Structured figure records:
....

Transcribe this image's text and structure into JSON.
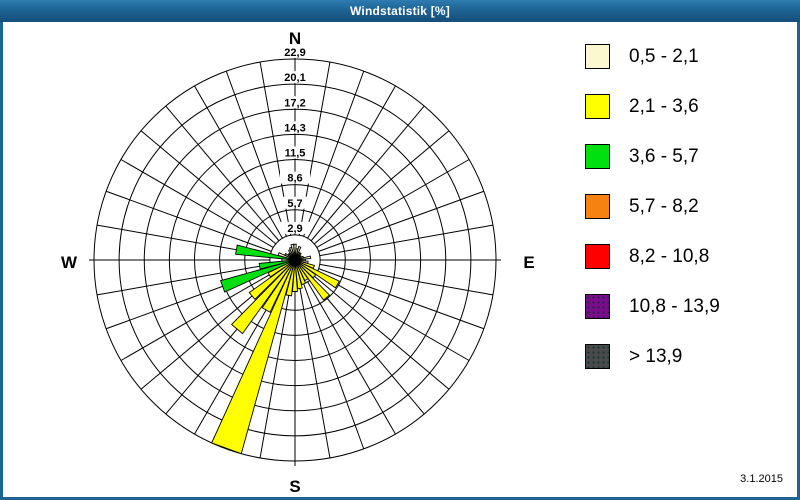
{
  "window": {
    "title": "Windstatistik [%]",
    "date": "3.1.2015"
  },
  "colors": {
    "frame": "#1d6394",
    "titlebar_text": "#ffffff",
    "grid": "#000000",
    "background": "#ffffff"
  },
  "legend": {
    "items": [
      {
        "label": "0,5 - 2,1",
        "color": "#fbf8d0",
        "pattern": "solid"
      },
      {
        "label": "2,1 - 3,6",
        "color": "#ffff00",
        "pattern": "solid"
      },
      {
        "label": "3,6 - 5,7",
        "color": "#00e011",
        "pattern": "solid"
      },
      {
        "label": "5,7 - 8,2",
        "color": "#f58211",
        "pattern": "solid"
      },
      {
        "label": "8,2 - 10,8",
        "color": "#ff0000",
        "pattern": "solid"
      },
      {
        "label": "10,8 - 13,9",
        "color": "#7b0d8c",
        "pattern": "dotted"
      },
      {
        "label": " > 13,9",
        "color": "#4a4a4a",
        "pattern": "dotted"
      }
    ]
  },
  "chart_data": {
    "type": "bar",
    "subtype": "wind-rose-polar",
    "title": "Windstatistik [%]",
    "units": "%",
    "axis_max": 22.9,
    "ring_values": [
      2.9,
      5.7,
      8.6,
      11.5,
      14.3,
      17.2,
      20.1,
      22.9
    ],
    "ring_labels": [
      "2,9",
      "5,7",
      "8,6",
      "11,5",
      "14,3",
      "17,2",
      "20,1",
      "22,9"
    ],
    "sector_width_deg": 10,
    "grid": true,
    "legend_position": "right",
    "compass": {
      "n": "N",
      "e": "E",
      "s": "S",
      "w": "W"
    },
    "speed_class_colors_note": "class = index into legend.items (wind speed class); value = frequency % (radius)",
    "sectors": [
      {
        "deg": 0,
        "value": 1.8,
        "class": 0
      },
      {
        "deg": 10,
        "value": 1.3,
        "class": 0
      },
      {
        "deg": 20,
        "value": 1.6,
        "class": 0
      },
      {
        "deg": 30,
        "value": 1.0,
        "class": 0
      },
      {
        "deg": 40,
        "value": 1.0,
        "class": 0
      },
      {
        "deg": 50,
        "value": 0.8,
        "class": 0
      },
      {
        "deg": 60,
        "value": 0.8,
        "class": 0
      },
      {
        "deg": 70,
        "value": 1.0,
        "class": 0
      },
      {
        "deg": 80,
        "value": 1.8,
        "class": 0
      },
      {
        "deg": 90,
        "value": 1.2,
        "class": 0
      },
      {
        "deg": 100,
        "value": 1.5,
        "class": 0
      },
      {
        "deg": 110,
        "value": 2.3,
        "class": 1
      },
      {
        "deg": 120,
        "value": 5.6,
        "class": 1
      },
      {
        "deg": 130,
        "value": 2.9,
        "class": 1
      },
      {
        "deg": 140,
        "value": 5.6,
        "class": 1
      },
      {
        "deg": 150,
        "value": 2.6,
        "class": 1
      },
      {
        "deg": 160,
        "value": 2.9,
        "class": 1
      },
      {
        "deg": 170,
        "value": 3.3,
        "class": 1
      },
      {
        "deg": 180,
        "value": 3.6,
        "class": 1
      },
      {
        "deg": 190,
        "value": 4.1,
        "class": 1
      },
      {
        "deg": 200,
        "value": 22.9,
        "class": 1
      },
      {
        "deg": 210,
        "value": 6.6,
        "class": 1
      },
      {
        "deg": 220,
        "value": 10.3,
        "class": 1
      },
      {
        "deg": 230,
        "value": 6.4,
        "class": 1
      },
      {
        "deg": 240,
        "value": 3.4,
        "class": 1
      },
      {
        "deg": 250,
        "value": 8.8,
        "class": 2
      },
      {
        "deg": 260,
        "value": 4.1,
        "class": 2
      },
      {
        "deg": 270,
        "value": 1.5,
        "class": 0
      },
      {
        "deg": 280,
        "value": 6.8,
        "class": 2
      },
      {
        "deg": 290,
        "value": 2.0,
        "class": 0
      },
      {
        "deg": 300,
        "value": 1.3,
        "class": 0
      },
      {
        "deg": 310,
        "value": 1.0,
        "class": 0
      },
      {
        "deg": 320,
        "value": 1.0,
        "class": 0
      },
      {
        "deg": 330,
        "value": 1.3,
        "class": 0
      },
      {
        "deg": 340,
        "value": 1.5,
        "class": 0
      },
      {
        "deg": 350,
        "value": 1.8,
        "class": 0
      }
    ]
  }
}
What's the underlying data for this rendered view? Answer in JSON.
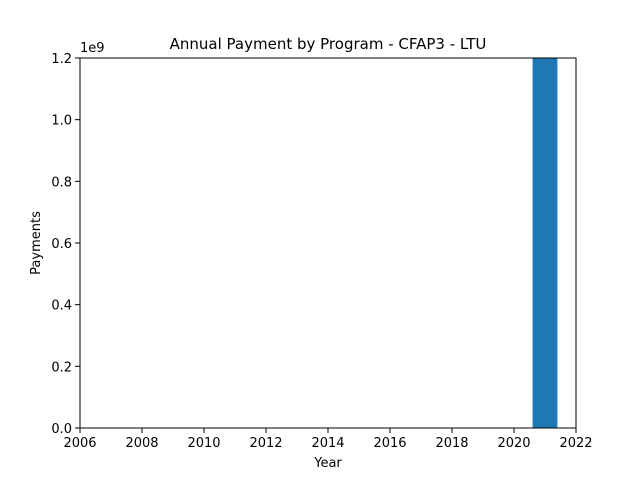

....

### Work to do
Omit pictures; set down the rest of the material word for word.

### Finished answer
Transcribe this image's text and structure into JSON.
{
  "window": {
    "title": "Windstatistik [%]",
    "date": "3.1.2015"
  },
  "colors": {
    "frame": "#1d6394",
    "titlebar_text": "#ffffff",
    "grid": "#000000",
    "background": "#ffffff"
  },
  "legend": {
    "items": [
      {
        "label": "0,5 - 2,1",
        "color": "#fbf8d0",
        "pattern": "solid"
      },
      {
        "label": "2,1 - 3,6",
        "color": "#ffff00",
        "pattern": "solid"
      },
      {
        "label": "3,6 - 5,7",
        "color": "#00e011",
        "pattern": "solid"
      },
      {
        "label": "5,7 - 8,2",
        "color": "#f58211",
        "pattern": "solid"
      },
      {
        "label": "8,2 - 10,8",
        "color": "#ff0000",
        "pattern": "solid"
      },
      {
        "label": "10,8 - 13,9",
        "color": "#7b0d8c",
        "pattern": "dotted"
      },
      {
        "label": " > 13,9",
        "color": "#4a4a4a",
        "pattern": "dotted"
      }
    ]
  },
  "chart_data": {
    "type": "bar",
    "subtype": "wind-rose-polar",
    "title": "Windstatistik [%]",
    "units": "%",
    "axis_max": 22.9,
    "ring_values": [
      2.9,
      5.7,
      8.6,
      11.5,
      14.3,
      17.2,
      20.1,
      22.9
    ],
    "ring_labels": [
      "2,9",
      "5,7",
      "8,6",
      "11,5",
      "14,3",
      "17,2",
      "20,1",
      "22,9"
    ],
    "sector_width_deg": 10,
    "grid": true,
    "legend_position": "right",
    "compass": {
      "n": "N",
      "e": "E",
      "s": "S",
      "w": "W"
    },
    "speed_class_colors_note": "class = index into legend.items (wind speed class); value = frequency % (radius)",
    "sectors": [
      {
        "deg": 0,
        "value": 1.8,
        "class": 0
      },
      {
        "deg": 10,
        "value": 1.3,
        "class": 0
      },
      {
        "deg": 20,
        "value": 1.6,
        "class": 0
      },
      {
        "deg": 30,
        "value": 1.0,
        "class": 0
      },
      {
        "deg": 40,
        "value": 1.0,
        "class": 0
      },
      {
        "deg": 50,
        "value": 0.8,
        "class": 0
      },
      {
        "deg": 60,
        "value": 0.8,
        "class": 0
      },
      {
        "deg": 70,
        "value": 1.0,
        "class": 0
      },
      {
        "deg": 80,
        "value": 1.8,
        "class": 0
      },
      {
        "deg": 90,
        "value": 1.2,
        "class": 0
      },
      {
        "deg": 100,
        "value": 1.5,
        "class": 0
      },
      {
        "deg": 110,
        "value": 2.3,
        "class": 1
      },
      {
        "deg": 120,
        "value": 5.6,
        "class": 1
      },
      {
        "deg": 130,
        "value": 2.9,
        "class": 1
      },
      {
        "deg": 140,
        "value": 5.6,
        "class": 1
      },
      {
        "deg": 150,
        "value": 2.6,
        "class": 1
      },
      {
        "deg": 160,
        "value": 2.9,
        "class": 1
      },
      {
        "deg": 170,
        "value": 3.3,
        "class": 1
      },
      {
        "deg": 180,
        "value": 3.6,
        "class": 1
      },
      {
        "deg": 190,
        "value": 4.1,
        "class": 1
      },
      {
        "deg": 200,
        "value": 22.9,
        "class": 1
      },
      {
        "deg": 210,
        "value": 6.6,
        "class": 1
      },
      {
        "deg": 220,
        "value": 10.3,
        "class": 1
      },
      {
        "deg": 230,
        "value": 6.4,
        "class": 1
      },
      {
        "deg": 240,
        "value": 3.4,
        "class": 1
      },
      {
        "deg": 250,
        "value": 8.8,
        "class": 2
      },
      {
        "deg": 260,
        "value": 4.1,
        "class": 2
      },
      {
        "deg": 270,
        "value": 1.5,
        "class": 0
      },
      {
        "deg": 280,
        "value": 6.8,
        "class": 2
      },
      {
        "deg": 290,
        "value": 2.0,
        "class": 0
      },
      {
        "deg": 300,
        "value": 1.3,
        "class": 0
      },
      {
        "deg": 310,
        "value": 1.0,
        "class": 0
      },
      {
        "deg": 320,
        "value": 1.0,
        "class": 0
      },
      {
        "deg": 330,
        "value": 1.3,
        "class": 0
      },
      {
        "deg": 340,
        "value": 1.5,
        "class": 0
      },
      {
        "deg": 350,
        "value": 1.8,
        "class": 0
      }
    ]
  }
}
What's the underlying data for this rendered view? Answer in JSON.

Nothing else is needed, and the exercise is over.